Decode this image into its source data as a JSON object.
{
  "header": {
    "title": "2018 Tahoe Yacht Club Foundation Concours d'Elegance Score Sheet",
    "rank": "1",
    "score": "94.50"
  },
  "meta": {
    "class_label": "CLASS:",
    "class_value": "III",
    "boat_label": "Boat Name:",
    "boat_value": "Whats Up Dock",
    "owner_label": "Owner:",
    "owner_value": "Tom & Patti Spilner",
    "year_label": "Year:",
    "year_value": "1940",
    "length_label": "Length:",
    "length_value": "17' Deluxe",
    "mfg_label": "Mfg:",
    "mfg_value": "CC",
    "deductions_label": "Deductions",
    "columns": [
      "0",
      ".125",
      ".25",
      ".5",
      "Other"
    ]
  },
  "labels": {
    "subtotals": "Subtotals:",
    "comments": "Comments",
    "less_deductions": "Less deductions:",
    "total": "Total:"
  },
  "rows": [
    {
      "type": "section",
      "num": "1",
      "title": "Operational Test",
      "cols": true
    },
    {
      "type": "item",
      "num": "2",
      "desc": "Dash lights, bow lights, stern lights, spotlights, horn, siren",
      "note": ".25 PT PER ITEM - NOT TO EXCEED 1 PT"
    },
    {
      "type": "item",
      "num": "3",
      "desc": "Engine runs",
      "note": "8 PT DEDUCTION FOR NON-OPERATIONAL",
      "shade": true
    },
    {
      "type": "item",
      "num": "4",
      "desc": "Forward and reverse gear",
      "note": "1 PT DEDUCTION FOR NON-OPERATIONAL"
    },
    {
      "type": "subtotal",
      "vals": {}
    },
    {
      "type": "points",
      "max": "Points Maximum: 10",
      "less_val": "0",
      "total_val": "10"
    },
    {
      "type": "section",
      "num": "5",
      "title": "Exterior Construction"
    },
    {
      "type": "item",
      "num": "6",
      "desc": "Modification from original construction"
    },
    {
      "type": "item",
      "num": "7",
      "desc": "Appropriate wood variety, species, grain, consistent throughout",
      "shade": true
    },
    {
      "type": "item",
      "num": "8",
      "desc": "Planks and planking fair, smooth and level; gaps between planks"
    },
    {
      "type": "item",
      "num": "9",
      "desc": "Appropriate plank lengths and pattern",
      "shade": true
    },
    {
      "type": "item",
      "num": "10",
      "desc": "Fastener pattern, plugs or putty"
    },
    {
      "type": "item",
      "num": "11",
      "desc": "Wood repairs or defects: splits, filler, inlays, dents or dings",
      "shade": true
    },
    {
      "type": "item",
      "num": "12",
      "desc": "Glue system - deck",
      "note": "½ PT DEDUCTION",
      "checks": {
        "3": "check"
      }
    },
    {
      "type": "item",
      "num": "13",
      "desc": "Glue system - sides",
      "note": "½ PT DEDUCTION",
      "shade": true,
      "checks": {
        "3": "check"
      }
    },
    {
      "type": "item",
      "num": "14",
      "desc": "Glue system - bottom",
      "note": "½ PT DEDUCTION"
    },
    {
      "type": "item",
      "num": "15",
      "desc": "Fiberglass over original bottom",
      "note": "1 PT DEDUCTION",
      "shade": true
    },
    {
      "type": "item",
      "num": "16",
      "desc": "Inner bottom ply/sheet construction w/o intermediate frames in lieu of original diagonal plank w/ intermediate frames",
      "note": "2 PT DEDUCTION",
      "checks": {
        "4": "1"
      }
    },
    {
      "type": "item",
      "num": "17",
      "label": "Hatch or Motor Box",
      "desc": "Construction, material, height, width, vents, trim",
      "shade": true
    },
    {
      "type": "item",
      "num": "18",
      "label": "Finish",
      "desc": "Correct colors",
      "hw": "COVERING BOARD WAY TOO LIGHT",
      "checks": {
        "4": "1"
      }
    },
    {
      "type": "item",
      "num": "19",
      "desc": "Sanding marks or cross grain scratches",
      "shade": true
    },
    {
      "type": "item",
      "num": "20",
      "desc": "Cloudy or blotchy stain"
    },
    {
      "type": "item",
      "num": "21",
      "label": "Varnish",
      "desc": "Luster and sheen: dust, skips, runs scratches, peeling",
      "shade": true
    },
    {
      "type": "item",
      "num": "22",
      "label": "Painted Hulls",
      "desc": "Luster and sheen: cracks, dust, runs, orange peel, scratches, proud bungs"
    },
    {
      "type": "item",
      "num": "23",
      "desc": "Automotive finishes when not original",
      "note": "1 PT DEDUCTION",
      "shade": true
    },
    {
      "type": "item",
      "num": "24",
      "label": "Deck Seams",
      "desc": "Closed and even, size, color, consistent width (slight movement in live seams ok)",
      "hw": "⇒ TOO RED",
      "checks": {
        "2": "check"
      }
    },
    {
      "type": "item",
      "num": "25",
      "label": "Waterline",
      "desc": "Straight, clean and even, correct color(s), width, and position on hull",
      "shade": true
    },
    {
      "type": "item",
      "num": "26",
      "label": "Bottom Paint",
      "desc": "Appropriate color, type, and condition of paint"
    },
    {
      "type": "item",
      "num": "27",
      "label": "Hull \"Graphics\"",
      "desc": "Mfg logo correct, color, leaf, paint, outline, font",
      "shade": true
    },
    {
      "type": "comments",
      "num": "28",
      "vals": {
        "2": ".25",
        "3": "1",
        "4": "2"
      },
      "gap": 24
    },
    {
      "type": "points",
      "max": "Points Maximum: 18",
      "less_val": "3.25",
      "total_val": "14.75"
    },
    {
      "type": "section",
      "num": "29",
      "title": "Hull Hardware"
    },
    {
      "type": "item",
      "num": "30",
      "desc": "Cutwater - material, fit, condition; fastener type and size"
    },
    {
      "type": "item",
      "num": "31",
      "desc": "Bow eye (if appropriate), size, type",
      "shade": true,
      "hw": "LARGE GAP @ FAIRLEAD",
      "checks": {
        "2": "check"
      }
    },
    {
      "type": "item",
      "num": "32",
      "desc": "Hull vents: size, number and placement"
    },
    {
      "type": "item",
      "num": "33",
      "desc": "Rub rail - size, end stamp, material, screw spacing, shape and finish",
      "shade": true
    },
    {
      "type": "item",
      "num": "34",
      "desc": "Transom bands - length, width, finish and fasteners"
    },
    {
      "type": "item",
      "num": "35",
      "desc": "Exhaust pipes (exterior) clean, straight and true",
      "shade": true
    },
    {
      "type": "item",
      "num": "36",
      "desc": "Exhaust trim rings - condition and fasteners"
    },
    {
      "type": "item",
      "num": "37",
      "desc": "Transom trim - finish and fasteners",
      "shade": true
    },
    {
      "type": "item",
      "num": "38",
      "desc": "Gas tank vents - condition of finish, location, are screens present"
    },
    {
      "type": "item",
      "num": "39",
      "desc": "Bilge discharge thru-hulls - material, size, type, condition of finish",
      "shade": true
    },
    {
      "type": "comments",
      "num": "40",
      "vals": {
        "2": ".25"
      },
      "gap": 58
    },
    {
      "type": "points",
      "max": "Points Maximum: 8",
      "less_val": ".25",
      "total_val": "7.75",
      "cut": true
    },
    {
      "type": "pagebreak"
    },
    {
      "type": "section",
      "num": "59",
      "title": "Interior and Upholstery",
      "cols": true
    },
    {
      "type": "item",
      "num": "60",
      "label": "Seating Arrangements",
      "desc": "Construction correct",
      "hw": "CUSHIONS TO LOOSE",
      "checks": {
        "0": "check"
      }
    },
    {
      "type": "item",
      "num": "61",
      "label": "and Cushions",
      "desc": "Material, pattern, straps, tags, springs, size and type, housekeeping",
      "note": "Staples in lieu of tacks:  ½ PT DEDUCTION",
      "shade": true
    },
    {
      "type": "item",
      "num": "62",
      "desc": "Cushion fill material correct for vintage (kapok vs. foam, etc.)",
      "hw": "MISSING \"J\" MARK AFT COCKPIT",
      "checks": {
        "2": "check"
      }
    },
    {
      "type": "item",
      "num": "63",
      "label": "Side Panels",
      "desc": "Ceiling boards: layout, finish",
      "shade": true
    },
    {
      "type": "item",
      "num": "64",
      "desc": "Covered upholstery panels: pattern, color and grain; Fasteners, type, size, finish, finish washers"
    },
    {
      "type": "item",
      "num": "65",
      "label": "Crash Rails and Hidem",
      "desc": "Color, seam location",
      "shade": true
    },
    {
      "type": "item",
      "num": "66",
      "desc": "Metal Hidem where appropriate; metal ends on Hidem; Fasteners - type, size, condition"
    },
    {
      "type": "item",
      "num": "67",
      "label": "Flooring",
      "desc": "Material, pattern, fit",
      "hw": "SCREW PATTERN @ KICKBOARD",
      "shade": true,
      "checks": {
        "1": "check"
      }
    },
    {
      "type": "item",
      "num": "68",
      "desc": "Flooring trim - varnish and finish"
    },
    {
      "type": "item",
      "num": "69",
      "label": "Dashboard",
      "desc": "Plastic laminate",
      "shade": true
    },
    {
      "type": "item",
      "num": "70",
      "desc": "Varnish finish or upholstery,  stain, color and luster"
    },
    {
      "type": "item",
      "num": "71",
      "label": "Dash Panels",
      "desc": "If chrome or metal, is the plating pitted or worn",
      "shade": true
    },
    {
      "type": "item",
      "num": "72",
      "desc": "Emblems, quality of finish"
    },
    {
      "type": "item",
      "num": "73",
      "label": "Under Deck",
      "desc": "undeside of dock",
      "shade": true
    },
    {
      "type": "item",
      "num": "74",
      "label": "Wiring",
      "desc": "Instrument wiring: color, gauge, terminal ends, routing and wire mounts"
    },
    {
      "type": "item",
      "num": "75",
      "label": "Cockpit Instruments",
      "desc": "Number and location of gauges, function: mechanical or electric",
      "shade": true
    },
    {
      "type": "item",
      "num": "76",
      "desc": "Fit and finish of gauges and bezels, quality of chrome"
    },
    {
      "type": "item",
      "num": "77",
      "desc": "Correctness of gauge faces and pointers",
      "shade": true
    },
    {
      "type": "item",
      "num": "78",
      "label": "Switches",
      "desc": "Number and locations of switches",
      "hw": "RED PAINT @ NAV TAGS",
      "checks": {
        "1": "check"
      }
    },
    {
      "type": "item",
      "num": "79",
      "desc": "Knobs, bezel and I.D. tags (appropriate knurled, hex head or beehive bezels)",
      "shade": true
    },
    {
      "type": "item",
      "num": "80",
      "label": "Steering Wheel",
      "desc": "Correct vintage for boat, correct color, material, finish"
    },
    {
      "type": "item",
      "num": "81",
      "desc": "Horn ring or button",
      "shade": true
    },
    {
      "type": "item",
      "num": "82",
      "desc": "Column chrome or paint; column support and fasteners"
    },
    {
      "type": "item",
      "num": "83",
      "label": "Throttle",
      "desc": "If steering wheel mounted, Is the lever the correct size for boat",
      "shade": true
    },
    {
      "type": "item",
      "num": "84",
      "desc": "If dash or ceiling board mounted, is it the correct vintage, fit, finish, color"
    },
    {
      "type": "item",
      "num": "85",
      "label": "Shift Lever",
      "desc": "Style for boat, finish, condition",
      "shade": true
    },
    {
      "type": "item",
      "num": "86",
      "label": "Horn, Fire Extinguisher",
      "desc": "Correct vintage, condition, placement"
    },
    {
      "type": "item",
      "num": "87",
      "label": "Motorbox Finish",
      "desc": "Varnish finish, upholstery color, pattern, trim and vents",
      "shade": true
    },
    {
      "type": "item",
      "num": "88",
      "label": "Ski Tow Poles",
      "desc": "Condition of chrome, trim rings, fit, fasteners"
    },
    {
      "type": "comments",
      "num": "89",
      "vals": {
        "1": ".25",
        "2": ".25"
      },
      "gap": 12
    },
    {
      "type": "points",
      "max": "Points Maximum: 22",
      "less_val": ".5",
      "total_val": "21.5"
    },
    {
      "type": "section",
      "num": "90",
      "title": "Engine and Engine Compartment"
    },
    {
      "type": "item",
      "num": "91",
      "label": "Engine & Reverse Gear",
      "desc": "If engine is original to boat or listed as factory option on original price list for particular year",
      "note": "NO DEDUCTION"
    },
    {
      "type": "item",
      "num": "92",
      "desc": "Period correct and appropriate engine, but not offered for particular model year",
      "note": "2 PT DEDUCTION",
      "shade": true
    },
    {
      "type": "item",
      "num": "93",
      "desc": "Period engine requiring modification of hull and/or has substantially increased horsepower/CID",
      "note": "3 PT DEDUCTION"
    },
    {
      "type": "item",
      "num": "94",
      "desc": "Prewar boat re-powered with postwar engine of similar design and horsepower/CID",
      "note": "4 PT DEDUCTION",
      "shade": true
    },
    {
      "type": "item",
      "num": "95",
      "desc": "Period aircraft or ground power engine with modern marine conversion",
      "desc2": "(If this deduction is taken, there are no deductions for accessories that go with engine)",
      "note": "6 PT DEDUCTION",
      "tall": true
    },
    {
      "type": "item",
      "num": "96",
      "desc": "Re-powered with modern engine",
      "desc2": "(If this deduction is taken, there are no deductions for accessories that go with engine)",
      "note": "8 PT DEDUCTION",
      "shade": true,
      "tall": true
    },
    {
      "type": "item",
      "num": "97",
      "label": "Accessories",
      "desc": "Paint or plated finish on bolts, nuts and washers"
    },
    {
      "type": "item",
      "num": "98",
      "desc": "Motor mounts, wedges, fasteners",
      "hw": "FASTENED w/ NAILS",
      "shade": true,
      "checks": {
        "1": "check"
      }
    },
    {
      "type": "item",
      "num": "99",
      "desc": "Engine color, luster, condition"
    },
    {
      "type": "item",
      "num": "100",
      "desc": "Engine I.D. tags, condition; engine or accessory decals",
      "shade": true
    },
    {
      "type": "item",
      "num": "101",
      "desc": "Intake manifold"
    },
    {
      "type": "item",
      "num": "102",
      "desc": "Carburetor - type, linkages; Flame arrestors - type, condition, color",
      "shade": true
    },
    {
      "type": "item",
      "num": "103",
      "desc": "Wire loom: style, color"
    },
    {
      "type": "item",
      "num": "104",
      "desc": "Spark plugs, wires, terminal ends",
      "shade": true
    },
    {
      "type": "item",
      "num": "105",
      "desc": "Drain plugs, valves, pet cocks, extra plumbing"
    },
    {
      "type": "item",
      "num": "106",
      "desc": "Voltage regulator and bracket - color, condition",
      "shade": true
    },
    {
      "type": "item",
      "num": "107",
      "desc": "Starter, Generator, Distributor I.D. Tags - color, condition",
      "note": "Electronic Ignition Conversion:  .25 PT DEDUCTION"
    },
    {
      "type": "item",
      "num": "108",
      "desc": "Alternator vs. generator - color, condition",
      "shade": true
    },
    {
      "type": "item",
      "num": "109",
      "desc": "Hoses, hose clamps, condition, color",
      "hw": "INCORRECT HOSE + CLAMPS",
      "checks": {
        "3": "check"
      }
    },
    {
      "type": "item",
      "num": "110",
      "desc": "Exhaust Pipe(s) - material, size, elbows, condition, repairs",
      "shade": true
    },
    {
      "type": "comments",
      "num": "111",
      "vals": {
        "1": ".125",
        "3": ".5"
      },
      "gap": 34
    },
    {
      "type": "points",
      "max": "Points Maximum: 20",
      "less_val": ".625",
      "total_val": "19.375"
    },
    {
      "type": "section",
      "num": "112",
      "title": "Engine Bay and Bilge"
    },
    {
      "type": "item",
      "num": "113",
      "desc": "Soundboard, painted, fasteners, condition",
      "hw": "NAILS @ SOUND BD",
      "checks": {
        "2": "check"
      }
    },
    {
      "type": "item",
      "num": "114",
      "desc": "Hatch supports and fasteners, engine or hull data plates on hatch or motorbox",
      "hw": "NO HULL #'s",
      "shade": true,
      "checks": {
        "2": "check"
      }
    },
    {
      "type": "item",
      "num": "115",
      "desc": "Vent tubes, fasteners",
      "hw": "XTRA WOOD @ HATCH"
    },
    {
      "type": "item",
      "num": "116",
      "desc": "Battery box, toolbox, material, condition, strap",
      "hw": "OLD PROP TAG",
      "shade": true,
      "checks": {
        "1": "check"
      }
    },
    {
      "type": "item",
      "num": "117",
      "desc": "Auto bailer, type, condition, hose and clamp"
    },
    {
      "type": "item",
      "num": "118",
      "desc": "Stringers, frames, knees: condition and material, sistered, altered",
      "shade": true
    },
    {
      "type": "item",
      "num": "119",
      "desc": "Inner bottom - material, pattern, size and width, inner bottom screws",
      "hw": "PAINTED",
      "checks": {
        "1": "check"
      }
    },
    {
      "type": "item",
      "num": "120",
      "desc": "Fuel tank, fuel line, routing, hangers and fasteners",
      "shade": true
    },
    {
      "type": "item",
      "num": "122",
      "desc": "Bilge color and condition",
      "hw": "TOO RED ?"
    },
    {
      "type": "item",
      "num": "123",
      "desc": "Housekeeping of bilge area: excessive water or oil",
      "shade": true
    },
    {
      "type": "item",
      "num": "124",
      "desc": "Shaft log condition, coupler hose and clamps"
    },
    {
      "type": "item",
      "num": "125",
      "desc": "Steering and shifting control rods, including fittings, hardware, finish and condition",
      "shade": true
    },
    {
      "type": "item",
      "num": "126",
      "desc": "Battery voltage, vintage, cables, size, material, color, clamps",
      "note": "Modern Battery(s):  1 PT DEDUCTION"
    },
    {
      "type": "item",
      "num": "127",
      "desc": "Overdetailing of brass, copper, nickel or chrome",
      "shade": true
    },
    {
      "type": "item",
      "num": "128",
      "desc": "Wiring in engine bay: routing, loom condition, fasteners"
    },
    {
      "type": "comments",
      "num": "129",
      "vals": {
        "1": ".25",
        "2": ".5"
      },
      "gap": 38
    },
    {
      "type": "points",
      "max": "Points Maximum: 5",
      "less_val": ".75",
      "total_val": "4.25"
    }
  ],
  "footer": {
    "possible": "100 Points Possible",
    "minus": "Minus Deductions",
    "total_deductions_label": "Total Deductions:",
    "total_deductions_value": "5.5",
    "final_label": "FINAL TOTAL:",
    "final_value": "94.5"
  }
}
================
● **Task to carry out**: Return all lines of the material above in which the word "Inner" occurs.

● **Written reply**:
      "desc": "Inner bottom ply/sheet construction w/o intermediate frames in lieu of original diagonal plank w/ intermediate frames",
      "desc": "Inner bottom - material, pattern, size and width, inner bottom screws",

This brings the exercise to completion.